- ACTIVITY
The lines of the records that include "Landes" should all be copied.

+++ DATA RECORDS

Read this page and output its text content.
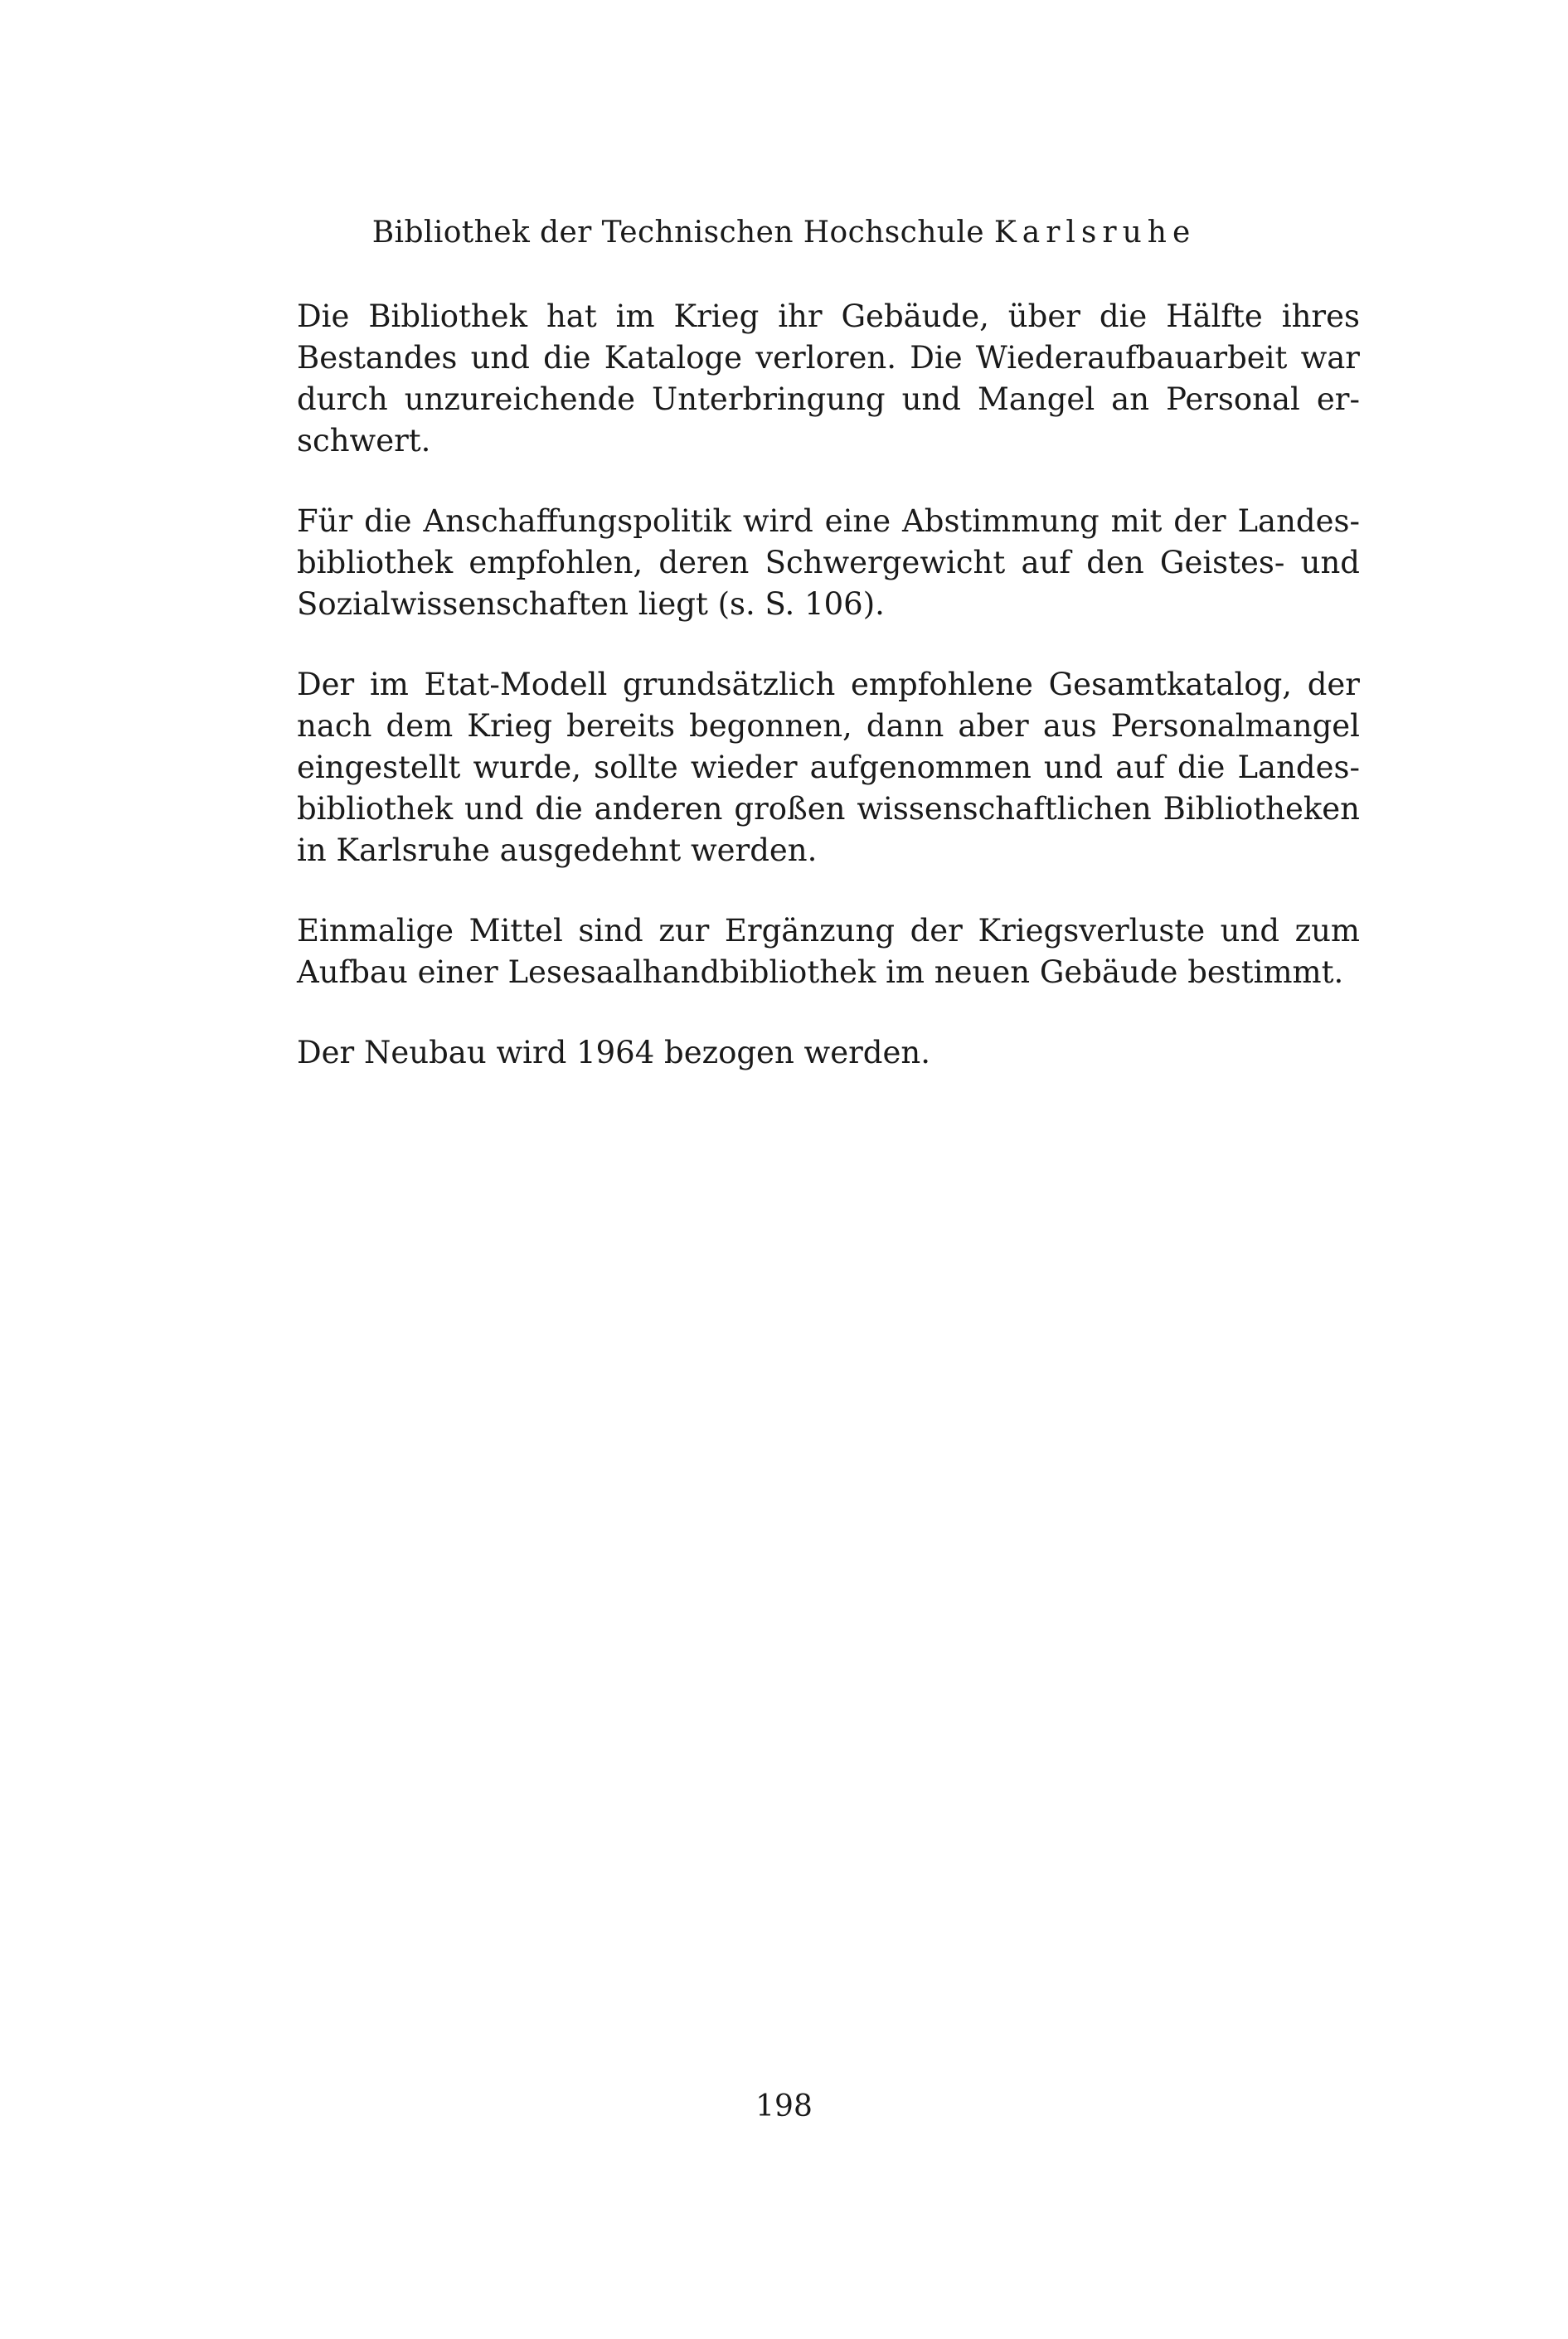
Bibliothek der Technischen Hochschule Karlsruhe

Die Bibliothek hat im Krieg ihr Gebäude, über die Hälfte ihres
Bestandes und die Kataloge verloren. Die Wiederaufbauarbeit war
durch unzureichende Unterbringung und Mangel an Personal er-
schwert.

Für die Anschaffungspolitik wird eine Abstimmung mit der Landes-
bibliothek empfohlen, deren Schwergewicht auf den Geistes- und
Sozialwissenschaften liegt (s. S. 106).

Der im Etat-Modell grundsätzlich empfohlene Gesamtkatalog, der
nach dem Krieg bereits begonnen, dann aber aus Personalmangel
eingestellt wurde, sollte wieder aufgenommen und auf die Landes-
bibliothek und die anderen großen wissenschaftlichen Bibliotheken
in Karlsruhe ausgedehnt werden.

Einmalige Mittel sind zur Ergänzung der Kriegsverluste und zum
Aufbau einer Lesesaalhandbibliothek im neuen Gebäude bestimmt.

Der Neubau wird 1964 bezogen werden.

198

++++++

- TASK OUTPUT
Für die Anschaffungspolitik wird eine Abstimmung mit der Landes-
eingestellt wurde, sollte wieder aufgenommen und auf die Landes-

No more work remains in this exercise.